* **Task instructions**
Which lines below hold the word "screenshot"? Report each one.

* **Data shown**
[START]
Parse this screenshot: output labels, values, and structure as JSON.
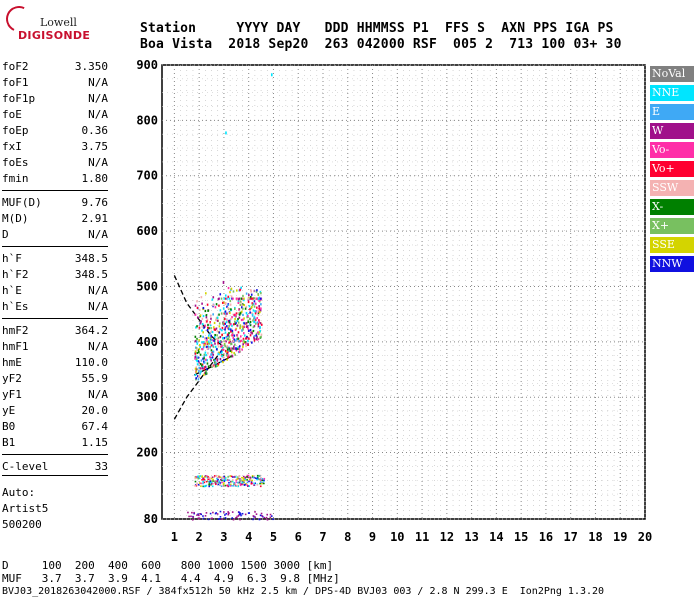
{
  "logo": {
    "top": "Lowell",
    "main": "DIGISONDE"
  },
  "header": {
    "line1": "Station     YYYY DAY   DDD HHMMSS P1  FFS S  AXN PPS IGA PS",
    "line2": "Boa Vista  2018 Sep20  263 042000 RSF  005 2  713 100 03+ 30"
  },
  "params": [
    {
      "label": "foF2",
      "value": "3.350"
    },
    {
      "label": "foF1",
      "value": "N/A"
    },
    {
      "label": "foF1p",
      "value": "N/A"
    },
    {
      "label": "foE",
      "value": "N/A"
    },
    {
      "label": "foEp",
      "value": "0.36"
    },
    {
      "label": "fxI",
      "value": "3.75"
    },
    {
      "label": "foEs",
      "value": "N/A"
    },
    {
      "label": "fmin",
      "value": "1.80"
    },
    {
      "label": "MUF(D)",
      "value": "9.76"
    },
    {
      "label": "M(D)",
      "value": "2.91"
    },
    {
      "label": "D",
      "value": "N/A"
    },
    {
      "label": "h`F",
      "value": "348.5"
    },
    {
      "label": "h`F2",
      "value": "348.5"
    },
    {
      "label": "h`E",
      "value": "N/A"
    },
    {
      "label": "h`Es",
      "value": "N/A"
    },
    {
      "label": "hmF2",
      "value": "364.2"
    },
    {
      "label": "hmF1",
      "value": "N/A"
    },
    {
      "label": "hmE",
      "value": "110.0"
    },
    {
      "label": "yF2",
      "value": "55.9"
    },
    {
      "label": "yF1",
      "value": "N/A"
    },
    {
      "label": "yE",
      "value": "20.0"
    },
    {
      "label": "B0",
      "value": "67.4"
    },
    {
      "label": "B1",
      "value": "1.15"
    },
    {
      "label": "C-level",
      "value": "33"
    }
  ],
  "autoscale": {
    "line1": "Auto:",
    "line2": "Artist5",
    "line3": "500200"
  },
  "legend": [
    {
      "label": "NoVal",
      "color": "#808080"
    },
    {
      "label": "NNE",
      "color": "#00e5ff"
    },
    {
      "label": "E",
      "color": "#3fa9f5"
    },
    {
      "label": "W",
      "color": "#a0108a"
    },
    {
      "label": "Vo-",
      "color": "#ff2ea8"
    },
    {
      "label": "Vo+",
      "color": "#ff0030"
    },
    {
      "label": "SSW",
      "color": "#f4b2b2"
    },
    {
      "label": "X-",
      "color": "#008000"
    },
    {
      "label": "X+",
      "color": "#78c060"
    },
    {
      "label": "SSE",
      "color": "#d4d400"
    },
    {
      "label": "NNW",
      "color": "#1010e0"
    }
  ],
  "table": {
    "row1": "D     100  200  400  600   800 1000 1500 3000 [km]",
    "row2": "MUF   3.7  3.7  3.9  4.1   4.4  4.9  6.3  9.8 [MHz]"
  },
  "footer": "BVJ03_2018263042000.RSF / 384fx512h 50 kHz 2.5 km / DPS-4D BVJ03 003 / 2.8 N 299.3 E  Ion2Png 1.3.20",
  "chart_data": {
    "type": "scatter",
    "title": "",
    "xlabel": "",
    "ylabel": "",
    "xlim": [
      0.5,
      20
    ],
    "ylim": [
      80,
      900
    ],
    "x_ticks": [
      1,
      2,
      3,
      4,
      5,
      6,
      7,
      8,
      9,
      10,
      11,
      12,
      13,
      14,
      15,
      16,
      17,
      18,
      19,
      20
    ],
    "y_ticks": [
      80,
      200,
      300,
      400,
      500,
      600,
      700,
      800,
      900
    ],
    "grid": true,
    "traces": [
      {
        "name": "F2 trace",
        "x_range": [
          1.8,
          4.5
        ],
        "y_range": [
          330,
          480
        ]
      },
      {
        "name": "Es trace low",
        "x_range": [
          1.8,
          4.6
        ],
        "y_range": [
          140,
          160
        ]
      },
      {
        "name": "bottom trace",
        "x_range": [
          1.5,
          5.0
        ],
        "y_range": [
          80,
          95
        ]
      }
    ],
    "profile_curves": [
      {
        "style": "dashed",
        "points": [
          [
            1.0,
            520
          ],
          [
            1.5,
            470
          ],
          [
            2.0,
            440
          ],
          [
            2.5,
            410
          ],
          [
            3.0,
            390
          ]
        ]
      },
      {
        "style": "dashed",
        "points": [
          [
            1.0,
            260
          ],
          [
            1.5,
            300
          ],
          [
            2.0,
            330
          ],
          [
            2.5,
            360
          ],
          [
            3.0,
            390
          ]
        ]
      },
      {
        "style": "solid",
        "points": [
          [
            1.8,
            340
          ],
          [
            2.5,
            355
          ],
          [
            3.35,
            375
          ]
        ]
      }
    ]
  }
}
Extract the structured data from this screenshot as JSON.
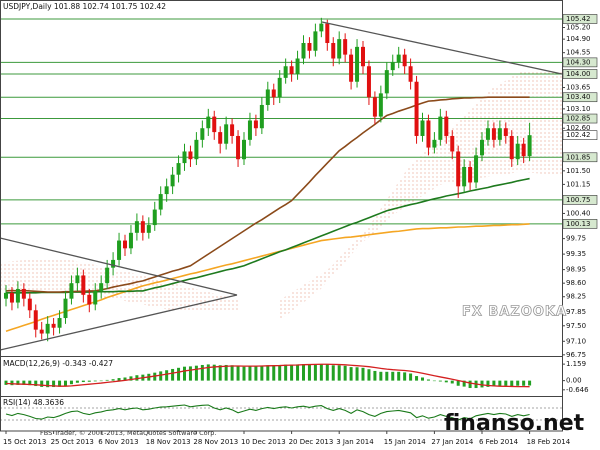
[END]
* **The response**
Parse this screenshot: output labels, values, and structure as JSON.
Extract the structured data from this screenshot as JSON.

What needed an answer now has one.